BEGIN

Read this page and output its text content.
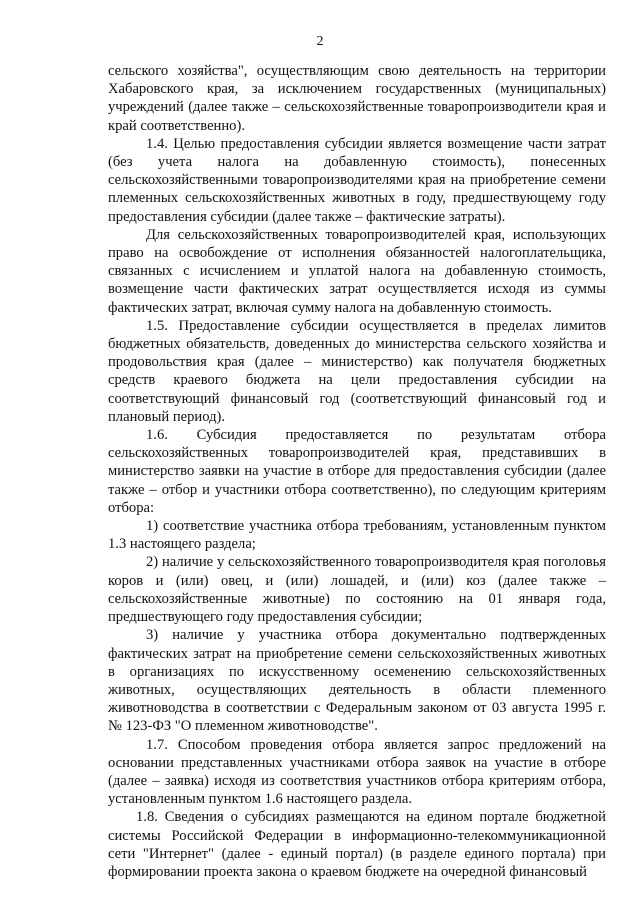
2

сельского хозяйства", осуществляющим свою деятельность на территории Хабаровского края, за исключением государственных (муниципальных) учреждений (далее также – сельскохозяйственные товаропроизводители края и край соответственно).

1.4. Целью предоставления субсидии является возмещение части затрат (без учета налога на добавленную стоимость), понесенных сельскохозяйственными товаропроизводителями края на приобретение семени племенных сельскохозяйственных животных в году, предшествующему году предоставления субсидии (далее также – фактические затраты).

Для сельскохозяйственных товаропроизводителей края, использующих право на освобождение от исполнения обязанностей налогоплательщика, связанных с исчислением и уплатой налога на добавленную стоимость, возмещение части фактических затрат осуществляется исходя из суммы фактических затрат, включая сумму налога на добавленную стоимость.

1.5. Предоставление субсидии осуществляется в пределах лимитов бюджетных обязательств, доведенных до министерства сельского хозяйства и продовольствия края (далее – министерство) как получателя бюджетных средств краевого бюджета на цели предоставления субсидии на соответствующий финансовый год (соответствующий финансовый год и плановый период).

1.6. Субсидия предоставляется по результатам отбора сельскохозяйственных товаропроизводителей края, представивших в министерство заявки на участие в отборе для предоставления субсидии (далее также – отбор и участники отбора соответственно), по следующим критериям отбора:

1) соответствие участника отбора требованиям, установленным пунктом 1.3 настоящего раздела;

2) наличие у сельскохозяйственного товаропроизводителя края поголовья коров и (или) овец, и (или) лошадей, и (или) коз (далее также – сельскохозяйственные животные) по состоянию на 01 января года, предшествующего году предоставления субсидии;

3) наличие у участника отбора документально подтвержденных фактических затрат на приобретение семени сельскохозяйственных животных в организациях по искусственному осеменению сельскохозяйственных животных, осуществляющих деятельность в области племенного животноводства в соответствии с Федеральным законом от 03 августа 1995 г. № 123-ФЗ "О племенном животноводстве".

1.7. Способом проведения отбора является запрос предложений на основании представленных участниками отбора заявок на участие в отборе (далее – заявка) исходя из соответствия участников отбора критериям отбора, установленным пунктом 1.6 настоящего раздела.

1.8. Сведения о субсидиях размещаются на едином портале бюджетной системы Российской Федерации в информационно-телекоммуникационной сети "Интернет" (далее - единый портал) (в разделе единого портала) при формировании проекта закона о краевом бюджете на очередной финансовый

END
BEGIN

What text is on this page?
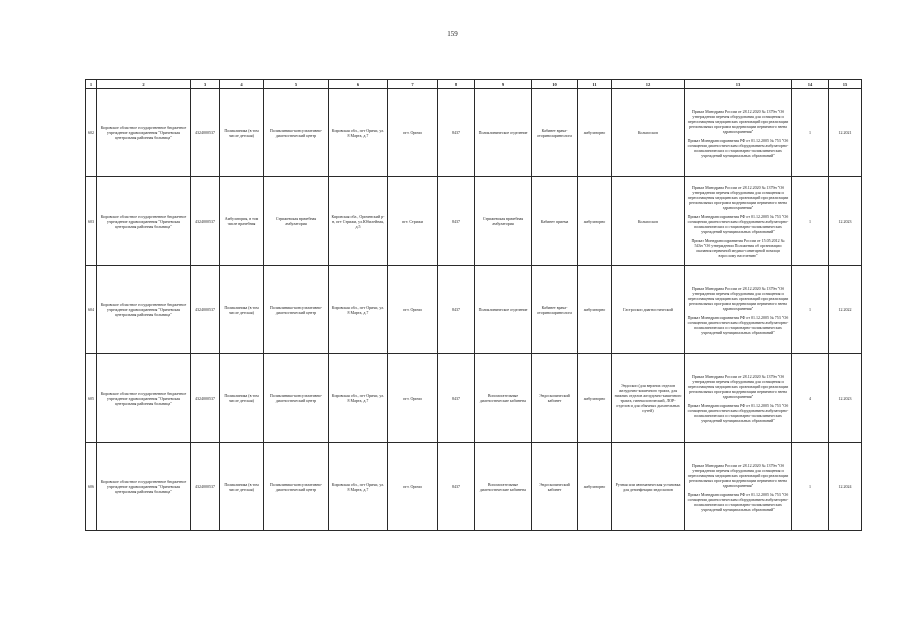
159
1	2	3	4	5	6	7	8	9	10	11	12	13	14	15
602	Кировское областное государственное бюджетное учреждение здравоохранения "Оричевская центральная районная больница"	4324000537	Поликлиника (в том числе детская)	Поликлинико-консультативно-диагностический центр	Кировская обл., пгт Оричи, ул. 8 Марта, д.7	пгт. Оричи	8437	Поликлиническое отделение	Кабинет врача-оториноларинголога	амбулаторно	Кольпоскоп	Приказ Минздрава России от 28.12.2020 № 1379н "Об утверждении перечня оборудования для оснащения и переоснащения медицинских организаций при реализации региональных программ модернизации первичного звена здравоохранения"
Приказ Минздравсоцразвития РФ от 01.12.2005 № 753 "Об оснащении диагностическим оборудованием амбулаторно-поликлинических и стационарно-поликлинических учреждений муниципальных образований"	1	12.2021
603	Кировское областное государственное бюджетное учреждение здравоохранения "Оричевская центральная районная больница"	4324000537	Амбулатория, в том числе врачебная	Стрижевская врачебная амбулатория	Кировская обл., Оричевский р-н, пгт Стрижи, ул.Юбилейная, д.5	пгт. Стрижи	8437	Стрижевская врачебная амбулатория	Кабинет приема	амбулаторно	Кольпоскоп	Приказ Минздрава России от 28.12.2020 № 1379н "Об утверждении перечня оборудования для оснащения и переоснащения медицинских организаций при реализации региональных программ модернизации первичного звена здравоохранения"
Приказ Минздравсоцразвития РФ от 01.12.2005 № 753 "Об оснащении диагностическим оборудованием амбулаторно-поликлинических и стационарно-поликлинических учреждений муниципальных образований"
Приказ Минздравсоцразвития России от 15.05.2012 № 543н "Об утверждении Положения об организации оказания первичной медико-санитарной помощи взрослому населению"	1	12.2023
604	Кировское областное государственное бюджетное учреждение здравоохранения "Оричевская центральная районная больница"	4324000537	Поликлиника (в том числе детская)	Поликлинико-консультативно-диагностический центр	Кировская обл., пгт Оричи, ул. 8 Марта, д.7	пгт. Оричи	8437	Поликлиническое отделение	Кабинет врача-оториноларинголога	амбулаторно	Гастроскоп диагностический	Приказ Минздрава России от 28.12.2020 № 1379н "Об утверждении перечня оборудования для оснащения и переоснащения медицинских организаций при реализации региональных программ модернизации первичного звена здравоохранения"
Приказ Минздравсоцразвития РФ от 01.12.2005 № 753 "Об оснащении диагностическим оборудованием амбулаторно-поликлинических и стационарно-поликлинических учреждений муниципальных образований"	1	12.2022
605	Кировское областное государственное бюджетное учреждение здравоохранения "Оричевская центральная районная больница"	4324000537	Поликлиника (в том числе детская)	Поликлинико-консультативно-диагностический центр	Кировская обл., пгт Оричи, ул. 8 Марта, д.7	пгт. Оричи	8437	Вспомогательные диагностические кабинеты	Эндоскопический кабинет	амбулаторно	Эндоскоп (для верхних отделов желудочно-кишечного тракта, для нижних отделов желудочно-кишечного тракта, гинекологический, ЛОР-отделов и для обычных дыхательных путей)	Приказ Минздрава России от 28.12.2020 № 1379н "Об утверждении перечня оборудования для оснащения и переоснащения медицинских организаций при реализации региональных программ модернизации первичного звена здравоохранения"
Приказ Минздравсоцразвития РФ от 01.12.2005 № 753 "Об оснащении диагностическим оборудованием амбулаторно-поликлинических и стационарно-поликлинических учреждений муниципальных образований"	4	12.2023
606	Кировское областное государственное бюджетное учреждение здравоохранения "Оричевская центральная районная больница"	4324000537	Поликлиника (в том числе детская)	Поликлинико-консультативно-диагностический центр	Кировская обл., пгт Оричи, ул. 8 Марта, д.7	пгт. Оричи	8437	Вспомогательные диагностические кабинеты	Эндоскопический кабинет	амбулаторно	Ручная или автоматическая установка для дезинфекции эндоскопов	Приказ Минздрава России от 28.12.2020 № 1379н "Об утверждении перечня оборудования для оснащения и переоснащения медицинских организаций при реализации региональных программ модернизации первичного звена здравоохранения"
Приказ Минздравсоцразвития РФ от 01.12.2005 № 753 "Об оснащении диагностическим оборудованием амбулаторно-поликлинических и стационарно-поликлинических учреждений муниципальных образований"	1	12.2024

END

From the material given, work out how many lines hold the string "поликлинических"; state that number and nothing further.

5